[Records contained in a dataset]
────────────────
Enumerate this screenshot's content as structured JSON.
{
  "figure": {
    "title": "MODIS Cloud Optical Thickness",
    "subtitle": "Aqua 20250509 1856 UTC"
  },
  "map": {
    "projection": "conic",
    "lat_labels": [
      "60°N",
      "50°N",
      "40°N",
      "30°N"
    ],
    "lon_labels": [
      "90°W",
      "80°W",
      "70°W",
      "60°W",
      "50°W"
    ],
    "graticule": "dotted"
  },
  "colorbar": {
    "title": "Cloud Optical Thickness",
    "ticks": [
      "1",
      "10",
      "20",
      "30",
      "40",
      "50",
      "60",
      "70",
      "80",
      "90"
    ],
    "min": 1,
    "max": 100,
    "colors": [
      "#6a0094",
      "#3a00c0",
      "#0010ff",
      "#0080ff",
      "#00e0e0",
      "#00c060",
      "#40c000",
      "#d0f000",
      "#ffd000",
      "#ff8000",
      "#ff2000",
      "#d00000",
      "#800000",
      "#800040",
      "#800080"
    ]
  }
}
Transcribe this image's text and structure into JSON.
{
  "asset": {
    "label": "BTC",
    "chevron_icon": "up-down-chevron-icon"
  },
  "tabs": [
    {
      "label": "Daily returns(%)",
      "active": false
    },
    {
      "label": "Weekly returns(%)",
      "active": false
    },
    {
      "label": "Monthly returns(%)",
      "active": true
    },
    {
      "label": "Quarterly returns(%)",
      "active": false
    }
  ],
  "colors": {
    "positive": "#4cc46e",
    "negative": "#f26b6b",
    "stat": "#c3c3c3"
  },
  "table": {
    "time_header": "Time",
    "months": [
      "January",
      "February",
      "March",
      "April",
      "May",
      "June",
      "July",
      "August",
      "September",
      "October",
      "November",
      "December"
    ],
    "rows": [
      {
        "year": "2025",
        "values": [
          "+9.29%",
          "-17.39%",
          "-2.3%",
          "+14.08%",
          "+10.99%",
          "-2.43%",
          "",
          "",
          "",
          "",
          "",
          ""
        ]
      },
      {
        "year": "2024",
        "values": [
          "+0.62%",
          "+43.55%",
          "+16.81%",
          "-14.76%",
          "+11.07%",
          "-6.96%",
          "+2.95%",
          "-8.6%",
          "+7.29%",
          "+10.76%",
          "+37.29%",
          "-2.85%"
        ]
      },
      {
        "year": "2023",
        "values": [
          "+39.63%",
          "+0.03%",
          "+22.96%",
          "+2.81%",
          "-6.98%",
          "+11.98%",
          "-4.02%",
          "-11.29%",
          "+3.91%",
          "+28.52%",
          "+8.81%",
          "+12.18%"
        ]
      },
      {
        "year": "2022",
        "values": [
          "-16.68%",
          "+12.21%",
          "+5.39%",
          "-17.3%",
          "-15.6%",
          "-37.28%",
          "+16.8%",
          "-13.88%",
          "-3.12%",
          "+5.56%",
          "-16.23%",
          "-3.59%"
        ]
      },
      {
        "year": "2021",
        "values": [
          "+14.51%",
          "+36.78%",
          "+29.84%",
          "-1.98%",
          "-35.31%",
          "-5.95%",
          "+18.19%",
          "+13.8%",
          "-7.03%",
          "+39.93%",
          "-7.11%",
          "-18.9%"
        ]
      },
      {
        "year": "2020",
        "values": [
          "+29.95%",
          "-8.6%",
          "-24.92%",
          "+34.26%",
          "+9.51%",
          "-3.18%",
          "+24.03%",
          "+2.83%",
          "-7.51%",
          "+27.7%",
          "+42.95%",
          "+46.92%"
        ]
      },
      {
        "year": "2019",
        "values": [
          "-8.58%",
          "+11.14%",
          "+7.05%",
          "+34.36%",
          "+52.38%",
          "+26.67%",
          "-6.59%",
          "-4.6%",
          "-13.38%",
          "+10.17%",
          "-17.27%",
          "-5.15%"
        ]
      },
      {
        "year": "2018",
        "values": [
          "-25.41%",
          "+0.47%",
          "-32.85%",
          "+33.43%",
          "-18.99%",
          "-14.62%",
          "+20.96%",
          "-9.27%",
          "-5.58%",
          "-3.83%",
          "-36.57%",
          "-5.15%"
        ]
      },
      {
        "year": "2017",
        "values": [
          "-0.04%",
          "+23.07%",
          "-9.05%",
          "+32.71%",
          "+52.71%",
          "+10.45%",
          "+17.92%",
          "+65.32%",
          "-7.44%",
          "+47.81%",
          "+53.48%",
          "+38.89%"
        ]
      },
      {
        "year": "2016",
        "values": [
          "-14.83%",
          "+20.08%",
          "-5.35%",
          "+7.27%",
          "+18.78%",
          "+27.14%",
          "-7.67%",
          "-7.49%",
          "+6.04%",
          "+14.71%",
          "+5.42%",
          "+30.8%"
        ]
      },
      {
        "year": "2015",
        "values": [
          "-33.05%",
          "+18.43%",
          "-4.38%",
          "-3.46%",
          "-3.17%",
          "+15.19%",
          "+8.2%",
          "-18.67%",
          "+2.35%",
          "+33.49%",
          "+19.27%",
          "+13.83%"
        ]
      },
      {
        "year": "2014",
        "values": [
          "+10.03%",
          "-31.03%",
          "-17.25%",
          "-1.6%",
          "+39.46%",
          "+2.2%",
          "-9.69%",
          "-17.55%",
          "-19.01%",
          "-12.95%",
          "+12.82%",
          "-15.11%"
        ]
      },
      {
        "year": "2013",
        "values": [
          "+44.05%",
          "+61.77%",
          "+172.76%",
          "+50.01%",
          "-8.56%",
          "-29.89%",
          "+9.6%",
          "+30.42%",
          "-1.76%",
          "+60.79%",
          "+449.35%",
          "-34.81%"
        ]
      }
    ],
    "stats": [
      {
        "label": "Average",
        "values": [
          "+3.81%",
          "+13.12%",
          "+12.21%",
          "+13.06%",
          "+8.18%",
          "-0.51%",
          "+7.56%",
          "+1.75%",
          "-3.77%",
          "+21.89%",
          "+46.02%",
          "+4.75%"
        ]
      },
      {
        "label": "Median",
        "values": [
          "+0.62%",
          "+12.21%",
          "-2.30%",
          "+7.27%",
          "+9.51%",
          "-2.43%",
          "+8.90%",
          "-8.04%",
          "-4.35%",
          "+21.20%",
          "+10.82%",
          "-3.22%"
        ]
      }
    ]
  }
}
────────────────
### DESCRIPTION OF THE TASK
Transcribe each record exactly. Leave nothing out.

### WORKED SOLUTION
Enumerate this screenshot's content as structured JSON.
{
  "figure": {
    "title": "MODIS Cloud Optical Thickness",
    "subtitle": "Aqua 20250509 1856 UTC"
  },
  "map": {
    "projection": "conic",
    "lat_labels": [
      "60°N",
      "50°N",
      "40°N",
      "30°N"
    ],
    "lon_labels": [
      "90°W",
      "80°W",
      "70°W",
      "60°W",
      "50°W"
    ],
    "graticule": "dotted"
  },
  "colorbar": {
    "title": "Cloud Optical Thickness",
    "ticks": [
      "1",
      "10",
      "20",
      "30",
      "40",
      "50",
      "60",
      "70",
      "80",
      "90"
    ],
    "min": 1,
    "max": 100,
    "colors": [
      "#6a0094",
      "#3a00c0",
      "#0010ff",
      "#0080ff",
      "#00e0e0",
      "#00c060",
      "#40c000",
      "#d0f000",
      "#ffd000",
      "#ff8000",
      "#ff2000",
      "#d00000",
      "#800000",
      "#800040",
      "#800080"
    ]
  }
}
Transcribe this image's text and structure into JSON.
{
  "asset": {
    "label": "BTC",
    "chevron_icon": "up-down-chevron-icon"
  },
  "tabs": [
    {
      "label": "Daily returns(%)",
      "active": false
    },
    {
      "label": "Weekly returns(%)",
      "active": false
    },
    {
      "label": "Monthly returns(%)",
      "active": true
    },
    {
      "label": "Quarterly returns(%)",
      "active": false
    }
  ],
  "colors": {
    "positive": "#4cc46e",
    "negative": "#f26b6b",
    "stat": "#c3c3c3"
  },
  "table": {
    "time_header": "Time",
    "months": [
      "January",
      "February",
      "March",
      "April",
      "May",
      "June",
      "July",
      "August",
      "September",
      "October",
      "November",
      "December"
    ],
    "rows": [
      {
        "year": "2025",
        "values": [
          "+9.29%",
          "-17.39%",
          "-2.3%",
          "+14.08%",
          "+10.99%",
          "-2.43%",
          "",
          "",
          "",
          "",
          "",
          ""
        ]
      },
      {
        "year": "2024",
        "values": [
          "+0.62%",
          "+43.55%",
          "+16.81%",
          "-14.76%",
          "+11.07%",
          "-6.96%",
          "+2.95%",
          "-8.6%",
          "+7.29%",
          "+10.76%",
          "+37.29%",
          "-2.85%"
        ]
      },
      {
        "year": "2023",
        "values": [
          "+39.63%",
          "+0.03%",
          "+22.96%",
          "+2.81%",
          "-6.98%",
          "+11.98%",
          "-4.02%",
          "-11.29%",
          "+3.91%",
          "+28.52%",
          "+8.81%",
          "+12.18%"
        ]
      },
      {
        "year": "2022",
        "values": [
          "-16.68%",
          "+12.21%",
          "+5.39%",
          "-17.3%",
          "-15.6%",
          "-37.28%",
          "+16.8%",
          "-13.88%",
          "-3.12%",
          "+5.56%",
          "-16.23%",
          "-3.59%"
        ]
      },
      {
        "year": "2021",
        "values": [
          "+14.51%",
          "+36.78%",
          "+29.84%",
          "-1.98%",
          "-35.31%",
          "-5.95%",
          "+18.19%",
          "+13.8%",
          "-7.03%",
          "+39.93%",
          "-7.11%",
          "-18.9%"
        ]
      },
      {
        "year": "2020",
        "values": [
          "+29.95%",
          "-8.6%",
          "-24.92%",
          "+34.26%",
          "+9.51%",
          "-3.18%",
          "+24.03%",
          "+2.83%",
          "-7.51%",
          "+27.7%",
          "+42.95%",
          "+46.92%"
        ]
      },
      {
        "year": "2019",
        "values": [
          "-8.58%",
          "+11.14%",
          "+7.05%",
          "+34.36%",
          "+52.38%",
          "+26.67%",
          "-6.59%",
          "-4.6%",
          "-13.38%",
          "+10.17%",
          "-17.27%",
          "-5.15%"
        ]
      },
      {
        "year": "2018",
        "values": [
          "-25.41%",
          "+0.47%",
          "-32.85%",
          "+33.43%",
          "-18.99%",
          "-14.62%",
          "+20.96%",
          "-9.27%",
          "-5.58%",
          "-3.83%",
          "-36.57%",
          "-5.15%"
        ]
      },
      {
        "year": "2017",
        "values": [
          "-0.04%",
          "+23.07%",
          "-9.05%",
          "+32.71%",
          "+52.71%",
          "+10.45%",
          "+17.92%",
          "+65.32%",
          "-7.44%",
          "+47.81%",
          "+53.48%",
          "+38.89%"
        ]
      },
      {
        "year": "2016",
        "values": [
          "-14.83%",
          "+20.08%",
          "-5.35%",
          "+7.27%",
          "+18.78%",
          "+27.14%",
          "-7.67%",
          "-7.49%",
          "+6.04%",
          "+14.71%",
          "+5.42%",
          "+30.8%"
        ]
      },
      {
        "year": "2015",
        "values": [
          "-33.05%",
          "+18.43%",
          "-4.38%",
          "-3.46%",
          "-3.17%",
          "+15.19%",
          "+8.2%",
          "-18.67%",
          "+2.35%",
          "+33.49%",
          "+19.27%",
          "+13.83%"
        ]
      },
      {
        "year": "2014",
        "values": [
          "+10.03%",
          "-31.03%",
          "-17.25%",
          "-1.6%",
          "+39.46%",
          "+2.2%",
          "-9.69%",
          "-17.55%",
          "-19.01%",
          "-12.95%",
          "+12.82%",
          "-15.11%"
        ]
      },
      {
        "year": "2013",
        "values": [
          "+44.05%",
          "+61.77%",
          "+172.76%",
          "+50.01%",
          "-8.56%",
          "-29.89%",
          "+9.6%",
          "+30.42%",
          "-1.76%",
          "+60.79%",
          "+449.35%",
          "-34.81%"
        ]
      }
    ],
    "stats": [
      {
        "label": "Average",
        "values": [
          "+3.81%",
          "+13.12%",
          "+12.21%",
          "+13.06%",
          "+8.18%",
          "-0.51%",
          "+7.56%",
          "+1.75%",
          "-3.77%",
          "+21.89%",
          "+46.02%",
          "+4.75%"
        ]
      },
      {
        "label": "Median",
        "values": [
          "+0.62%",
          "+12.21%",
          "-2.30%",
          "+7.27%",
          "+9.51%",
          "-2.43%",
          "+8.90%",
          "-8.04%",
          "-4.35%",
          "+21.20%",
          "+10.82%",
          "-3.22%"
        ]
      }
    ]
  }
}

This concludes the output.